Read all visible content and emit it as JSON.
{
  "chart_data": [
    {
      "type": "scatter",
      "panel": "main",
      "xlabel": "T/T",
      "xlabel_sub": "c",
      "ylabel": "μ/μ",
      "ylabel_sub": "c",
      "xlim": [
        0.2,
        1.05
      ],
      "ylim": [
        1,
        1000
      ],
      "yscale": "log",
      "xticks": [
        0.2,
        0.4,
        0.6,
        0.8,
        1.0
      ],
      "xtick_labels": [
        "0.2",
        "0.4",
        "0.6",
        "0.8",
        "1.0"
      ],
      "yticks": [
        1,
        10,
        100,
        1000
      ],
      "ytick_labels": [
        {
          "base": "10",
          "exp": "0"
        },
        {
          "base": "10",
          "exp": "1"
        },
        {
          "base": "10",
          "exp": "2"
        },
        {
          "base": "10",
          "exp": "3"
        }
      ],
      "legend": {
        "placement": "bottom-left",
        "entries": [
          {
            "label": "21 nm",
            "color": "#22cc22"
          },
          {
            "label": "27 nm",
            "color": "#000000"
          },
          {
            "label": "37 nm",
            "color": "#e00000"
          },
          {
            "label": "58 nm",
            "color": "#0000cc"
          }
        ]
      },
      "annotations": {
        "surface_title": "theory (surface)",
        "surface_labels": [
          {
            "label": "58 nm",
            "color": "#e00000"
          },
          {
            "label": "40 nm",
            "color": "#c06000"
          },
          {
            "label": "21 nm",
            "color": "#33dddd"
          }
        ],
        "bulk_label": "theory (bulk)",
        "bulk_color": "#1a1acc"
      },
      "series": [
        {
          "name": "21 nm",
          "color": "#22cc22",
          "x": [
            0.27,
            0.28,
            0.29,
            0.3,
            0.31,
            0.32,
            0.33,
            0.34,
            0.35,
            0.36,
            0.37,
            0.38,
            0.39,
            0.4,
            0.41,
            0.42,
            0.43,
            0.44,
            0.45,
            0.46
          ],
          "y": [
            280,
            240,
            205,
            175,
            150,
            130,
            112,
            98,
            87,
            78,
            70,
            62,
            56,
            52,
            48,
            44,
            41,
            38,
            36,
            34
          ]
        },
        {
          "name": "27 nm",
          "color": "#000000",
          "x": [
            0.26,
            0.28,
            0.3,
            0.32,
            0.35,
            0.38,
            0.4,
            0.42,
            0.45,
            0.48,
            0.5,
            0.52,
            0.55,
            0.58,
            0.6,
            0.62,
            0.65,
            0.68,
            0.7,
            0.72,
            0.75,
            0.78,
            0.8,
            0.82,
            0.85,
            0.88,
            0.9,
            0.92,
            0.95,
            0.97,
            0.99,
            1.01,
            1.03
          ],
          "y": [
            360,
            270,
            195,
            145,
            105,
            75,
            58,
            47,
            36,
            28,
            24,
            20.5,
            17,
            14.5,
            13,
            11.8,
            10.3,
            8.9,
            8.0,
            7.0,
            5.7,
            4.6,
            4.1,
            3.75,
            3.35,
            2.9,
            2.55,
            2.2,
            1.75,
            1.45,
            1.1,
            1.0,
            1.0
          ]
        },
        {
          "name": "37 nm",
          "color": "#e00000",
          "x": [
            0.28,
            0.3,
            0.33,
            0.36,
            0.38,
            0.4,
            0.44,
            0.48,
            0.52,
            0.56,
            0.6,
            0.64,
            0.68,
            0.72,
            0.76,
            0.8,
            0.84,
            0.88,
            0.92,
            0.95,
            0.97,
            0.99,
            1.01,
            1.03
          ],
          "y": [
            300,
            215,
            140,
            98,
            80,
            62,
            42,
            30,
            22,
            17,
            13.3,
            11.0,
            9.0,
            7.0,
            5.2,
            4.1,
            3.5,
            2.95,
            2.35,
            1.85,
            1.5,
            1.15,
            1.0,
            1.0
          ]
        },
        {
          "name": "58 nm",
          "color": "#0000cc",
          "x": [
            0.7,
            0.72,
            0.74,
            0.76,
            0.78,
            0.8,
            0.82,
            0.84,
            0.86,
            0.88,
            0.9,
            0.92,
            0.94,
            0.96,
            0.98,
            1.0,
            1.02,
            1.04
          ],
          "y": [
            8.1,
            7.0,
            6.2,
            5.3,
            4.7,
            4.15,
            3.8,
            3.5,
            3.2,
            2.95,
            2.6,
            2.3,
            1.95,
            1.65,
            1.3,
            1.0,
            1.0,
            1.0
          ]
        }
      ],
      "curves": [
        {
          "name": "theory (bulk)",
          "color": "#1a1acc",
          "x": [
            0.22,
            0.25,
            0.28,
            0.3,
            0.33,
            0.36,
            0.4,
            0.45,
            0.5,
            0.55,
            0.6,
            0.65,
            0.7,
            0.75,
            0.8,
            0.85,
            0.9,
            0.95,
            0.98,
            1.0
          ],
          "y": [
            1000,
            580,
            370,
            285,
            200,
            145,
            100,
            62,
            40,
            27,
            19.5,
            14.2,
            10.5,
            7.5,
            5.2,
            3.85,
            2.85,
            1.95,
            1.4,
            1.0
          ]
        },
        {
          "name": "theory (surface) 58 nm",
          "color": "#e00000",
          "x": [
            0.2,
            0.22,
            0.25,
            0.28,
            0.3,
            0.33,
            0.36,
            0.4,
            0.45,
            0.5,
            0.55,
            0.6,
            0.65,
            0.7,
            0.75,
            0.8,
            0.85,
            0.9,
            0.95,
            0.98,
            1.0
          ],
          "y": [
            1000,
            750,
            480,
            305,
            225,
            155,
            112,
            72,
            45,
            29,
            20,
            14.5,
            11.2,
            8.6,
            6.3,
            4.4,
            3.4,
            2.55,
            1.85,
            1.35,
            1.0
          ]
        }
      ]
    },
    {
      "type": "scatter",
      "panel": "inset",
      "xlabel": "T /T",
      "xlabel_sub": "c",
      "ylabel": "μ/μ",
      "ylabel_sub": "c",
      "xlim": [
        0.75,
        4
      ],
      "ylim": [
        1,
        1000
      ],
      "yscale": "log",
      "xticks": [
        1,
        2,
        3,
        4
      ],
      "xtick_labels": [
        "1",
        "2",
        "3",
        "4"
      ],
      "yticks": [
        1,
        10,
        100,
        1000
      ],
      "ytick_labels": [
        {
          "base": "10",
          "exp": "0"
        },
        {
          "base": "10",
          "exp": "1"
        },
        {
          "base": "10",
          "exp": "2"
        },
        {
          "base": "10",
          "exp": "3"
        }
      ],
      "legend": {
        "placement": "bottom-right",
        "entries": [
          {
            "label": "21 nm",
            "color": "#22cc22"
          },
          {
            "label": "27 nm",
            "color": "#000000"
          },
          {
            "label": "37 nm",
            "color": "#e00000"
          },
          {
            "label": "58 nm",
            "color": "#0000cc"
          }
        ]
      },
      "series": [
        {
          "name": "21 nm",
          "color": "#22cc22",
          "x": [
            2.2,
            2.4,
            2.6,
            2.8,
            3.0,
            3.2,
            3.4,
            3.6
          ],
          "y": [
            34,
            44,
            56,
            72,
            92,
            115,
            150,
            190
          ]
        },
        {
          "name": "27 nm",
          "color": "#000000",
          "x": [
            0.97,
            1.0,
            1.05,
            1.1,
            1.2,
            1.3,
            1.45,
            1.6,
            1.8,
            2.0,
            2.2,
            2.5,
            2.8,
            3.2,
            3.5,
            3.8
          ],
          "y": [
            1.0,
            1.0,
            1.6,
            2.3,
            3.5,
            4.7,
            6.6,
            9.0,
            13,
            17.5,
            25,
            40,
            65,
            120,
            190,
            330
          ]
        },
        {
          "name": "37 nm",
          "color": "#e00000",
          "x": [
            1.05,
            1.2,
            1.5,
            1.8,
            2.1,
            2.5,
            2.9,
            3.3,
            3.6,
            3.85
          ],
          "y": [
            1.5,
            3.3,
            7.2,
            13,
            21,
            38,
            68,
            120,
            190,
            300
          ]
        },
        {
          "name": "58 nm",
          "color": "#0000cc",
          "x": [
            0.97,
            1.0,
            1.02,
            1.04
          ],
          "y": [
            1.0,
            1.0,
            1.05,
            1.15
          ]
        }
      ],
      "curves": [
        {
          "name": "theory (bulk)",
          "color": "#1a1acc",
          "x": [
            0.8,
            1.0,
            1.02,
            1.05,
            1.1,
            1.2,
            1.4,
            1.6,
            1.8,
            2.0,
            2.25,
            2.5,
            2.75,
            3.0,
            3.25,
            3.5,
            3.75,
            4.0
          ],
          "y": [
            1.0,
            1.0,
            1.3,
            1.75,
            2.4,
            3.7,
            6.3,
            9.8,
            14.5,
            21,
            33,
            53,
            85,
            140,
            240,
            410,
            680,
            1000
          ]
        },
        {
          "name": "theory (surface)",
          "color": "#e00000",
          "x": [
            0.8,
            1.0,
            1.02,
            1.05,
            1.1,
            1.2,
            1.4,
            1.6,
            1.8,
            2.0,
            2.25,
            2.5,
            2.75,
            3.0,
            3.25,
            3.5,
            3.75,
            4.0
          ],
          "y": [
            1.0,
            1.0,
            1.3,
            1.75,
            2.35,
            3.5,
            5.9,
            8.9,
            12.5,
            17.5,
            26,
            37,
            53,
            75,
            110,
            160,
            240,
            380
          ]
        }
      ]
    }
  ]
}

=-=-=-=-=

# JOB:
Scan the material for lines with the word "bottom", and copy each line you find.

# RESULT OF THE EXERCISE:
        "placement": "bottom-left",
        "placement": "bottom-right",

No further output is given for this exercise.